Aim
Repeat every entry word for word, but leave the images out of your copy.

Provided data
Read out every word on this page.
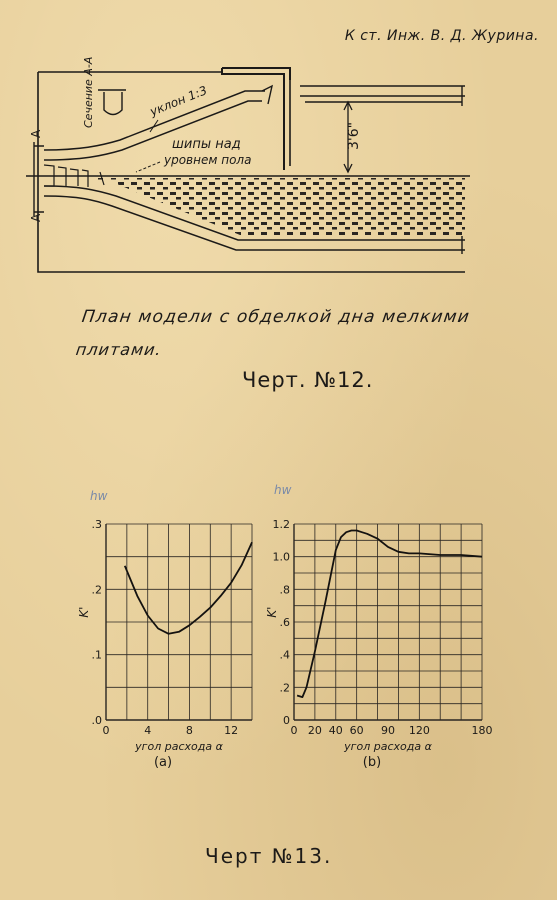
К ст. Инж. В. Д. Журина.
А
А
Сечение А-А	уклон 1:3
шипы над
уровнем пола
3'6"
План модели с обделкой дна мелкими
плитами.
Черт. №12.
hw	hw
0	4	8	12
.0
.1
.2
.3
угол расхода α
K'
(а)
0 20 40 60 90 120	180
0
.2
.4
.6
.8
1.0
1.2
угол расхода α
K'
(b)
Черт №13.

Output of the exercise
Read out every word on this page.
К ст. Инж. В. Д. Журина.
А
А
Сечение А-А	уклон 1:3
шипы над
уровнем пола
3'6"
План модели с обделкой дна мелкими
плитами.
Черт. №12.
hw	hw
0	4	8	12
.0
.1
.2
.3
угол расхода α
K'
(а)
0 20 40 60 90 120	180
0
.2
.4
.6
.8
1.0
1.2
угол расхода α
K'
(b)
Черт №13.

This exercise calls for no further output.